**What to produce:**
How many of the lines below include "tous"? Give the number and no other words.

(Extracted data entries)
——

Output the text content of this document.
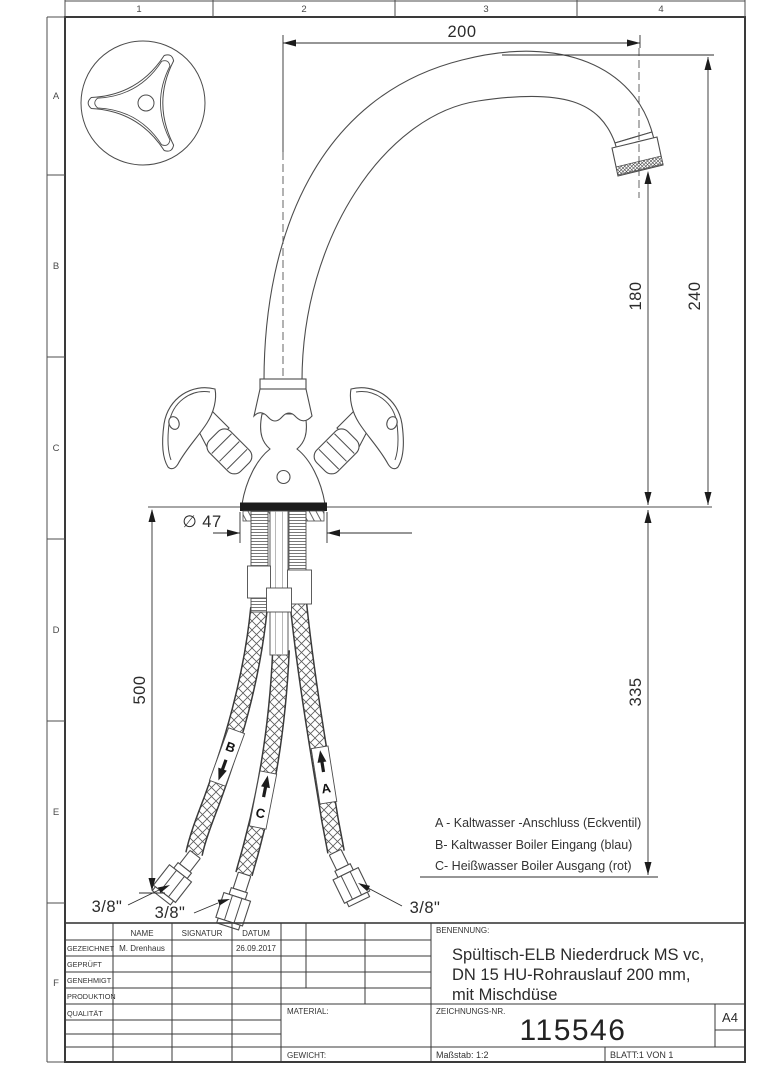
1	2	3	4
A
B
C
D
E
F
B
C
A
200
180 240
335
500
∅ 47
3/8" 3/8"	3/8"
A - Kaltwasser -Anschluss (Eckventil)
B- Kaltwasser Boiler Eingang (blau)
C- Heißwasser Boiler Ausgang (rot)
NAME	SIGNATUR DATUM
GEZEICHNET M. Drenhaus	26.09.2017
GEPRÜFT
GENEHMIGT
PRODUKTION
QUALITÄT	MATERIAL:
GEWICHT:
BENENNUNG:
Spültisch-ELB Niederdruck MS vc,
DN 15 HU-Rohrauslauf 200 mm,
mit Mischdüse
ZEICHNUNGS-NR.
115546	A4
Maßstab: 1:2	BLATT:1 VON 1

——

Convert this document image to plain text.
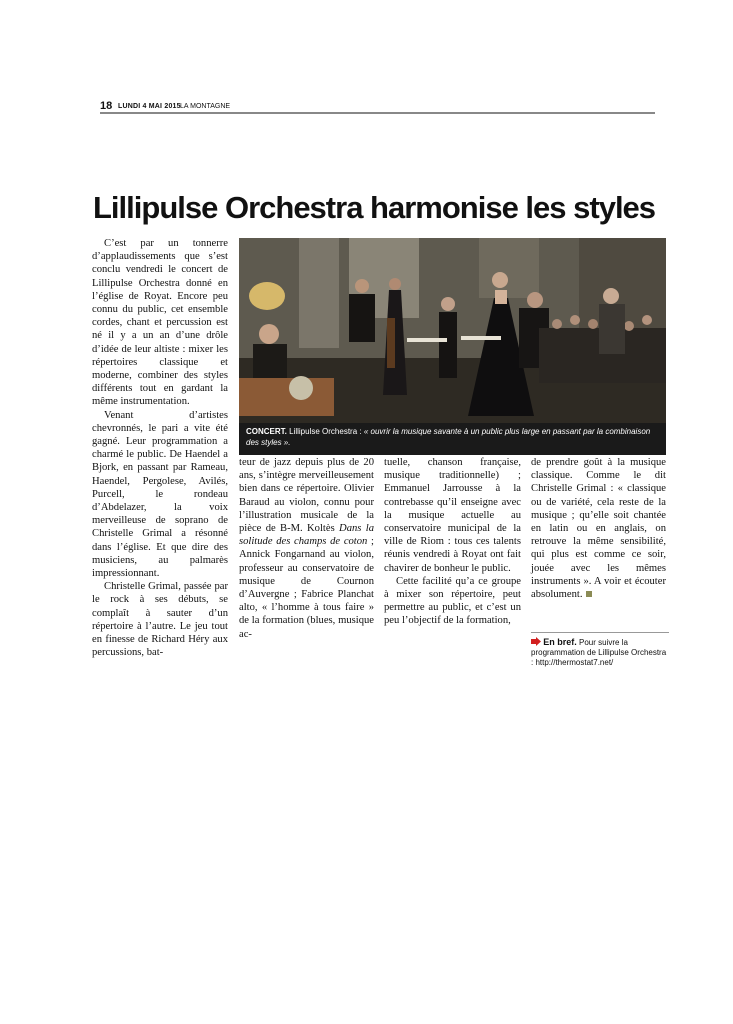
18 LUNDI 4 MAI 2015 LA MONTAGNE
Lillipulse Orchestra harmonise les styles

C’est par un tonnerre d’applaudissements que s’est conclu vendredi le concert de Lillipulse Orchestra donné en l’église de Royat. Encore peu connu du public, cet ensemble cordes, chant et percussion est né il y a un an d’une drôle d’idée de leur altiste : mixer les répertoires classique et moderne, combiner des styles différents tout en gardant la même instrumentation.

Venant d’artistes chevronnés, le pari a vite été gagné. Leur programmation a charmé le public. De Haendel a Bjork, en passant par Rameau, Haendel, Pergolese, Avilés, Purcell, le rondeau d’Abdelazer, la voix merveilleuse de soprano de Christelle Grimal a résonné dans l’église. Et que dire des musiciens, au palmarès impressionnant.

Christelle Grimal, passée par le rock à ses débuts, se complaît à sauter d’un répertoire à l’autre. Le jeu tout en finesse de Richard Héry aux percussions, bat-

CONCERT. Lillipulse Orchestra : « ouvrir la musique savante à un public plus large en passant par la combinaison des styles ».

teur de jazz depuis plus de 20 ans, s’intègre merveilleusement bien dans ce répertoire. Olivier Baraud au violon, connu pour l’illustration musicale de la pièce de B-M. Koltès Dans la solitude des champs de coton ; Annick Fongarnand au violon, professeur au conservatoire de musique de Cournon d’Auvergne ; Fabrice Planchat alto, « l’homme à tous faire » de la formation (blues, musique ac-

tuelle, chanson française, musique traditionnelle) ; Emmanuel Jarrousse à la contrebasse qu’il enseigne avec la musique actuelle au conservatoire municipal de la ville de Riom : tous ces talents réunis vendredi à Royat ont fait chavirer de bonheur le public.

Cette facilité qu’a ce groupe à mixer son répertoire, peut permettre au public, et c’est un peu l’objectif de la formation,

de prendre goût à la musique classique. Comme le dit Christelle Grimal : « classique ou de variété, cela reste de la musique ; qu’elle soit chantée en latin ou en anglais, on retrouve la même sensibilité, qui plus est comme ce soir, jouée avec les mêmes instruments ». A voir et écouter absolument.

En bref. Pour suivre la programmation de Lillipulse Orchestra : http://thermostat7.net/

——

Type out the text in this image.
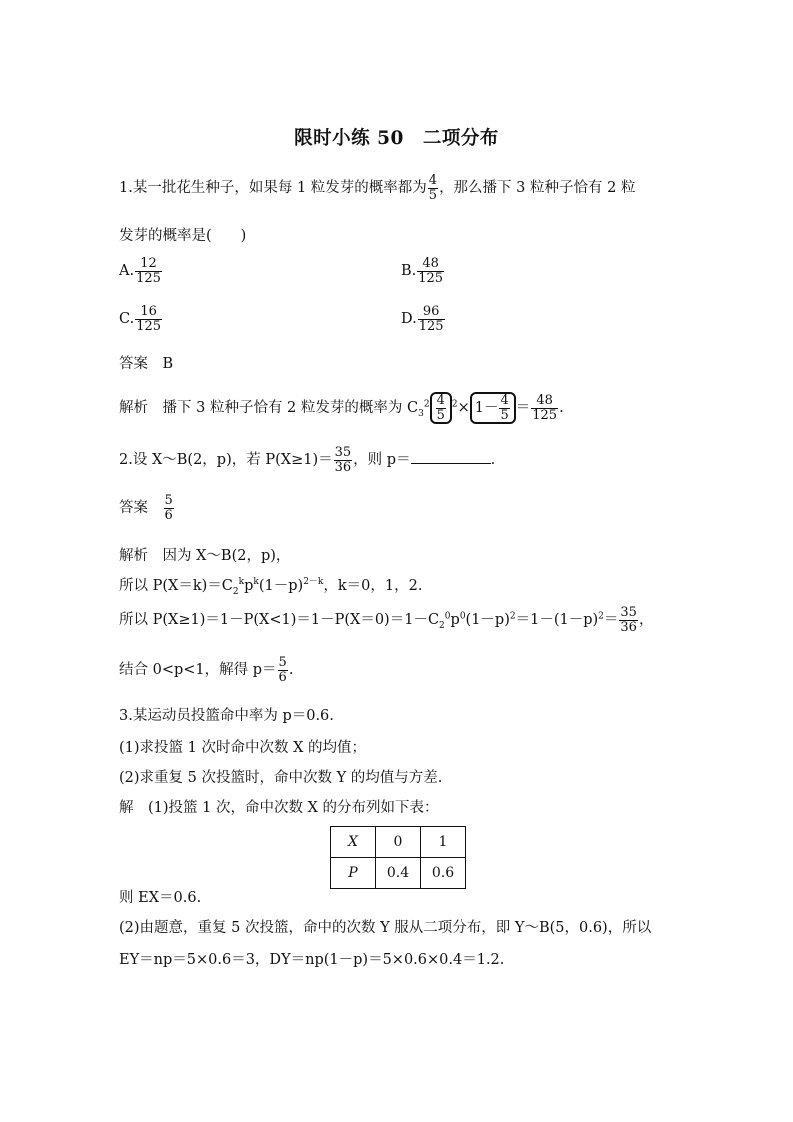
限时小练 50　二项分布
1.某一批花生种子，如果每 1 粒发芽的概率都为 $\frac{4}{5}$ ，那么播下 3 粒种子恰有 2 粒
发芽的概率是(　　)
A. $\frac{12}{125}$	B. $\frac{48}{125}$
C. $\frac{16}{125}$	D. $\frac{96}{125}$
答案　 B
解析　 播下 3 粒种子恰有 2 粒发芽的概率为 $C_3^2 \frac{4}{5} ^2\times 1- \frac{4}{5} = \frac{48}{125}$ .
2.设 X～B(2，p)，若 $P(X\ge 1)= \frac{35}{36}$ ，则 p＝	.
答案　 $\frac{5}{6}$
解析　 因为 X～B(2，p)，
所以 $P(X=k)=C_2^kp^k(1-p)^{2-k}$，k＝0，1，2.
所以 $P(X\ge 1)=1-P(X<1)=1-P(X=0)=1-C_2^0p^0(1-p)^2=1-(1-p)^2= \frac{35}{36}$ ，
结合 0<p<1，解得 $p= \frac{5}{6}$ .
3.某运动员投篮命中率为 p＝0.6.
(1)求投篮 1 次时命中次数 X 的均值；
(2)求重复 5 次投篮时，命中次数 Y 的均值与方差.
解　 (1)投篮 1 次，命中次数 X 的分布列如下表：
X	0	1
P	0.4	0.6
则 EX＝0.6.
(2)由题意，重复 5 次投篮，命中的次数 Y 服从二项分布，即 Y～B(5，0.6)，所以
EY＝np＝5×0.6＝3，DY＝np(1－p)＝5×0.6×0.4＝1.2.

——

**Right answer:**
2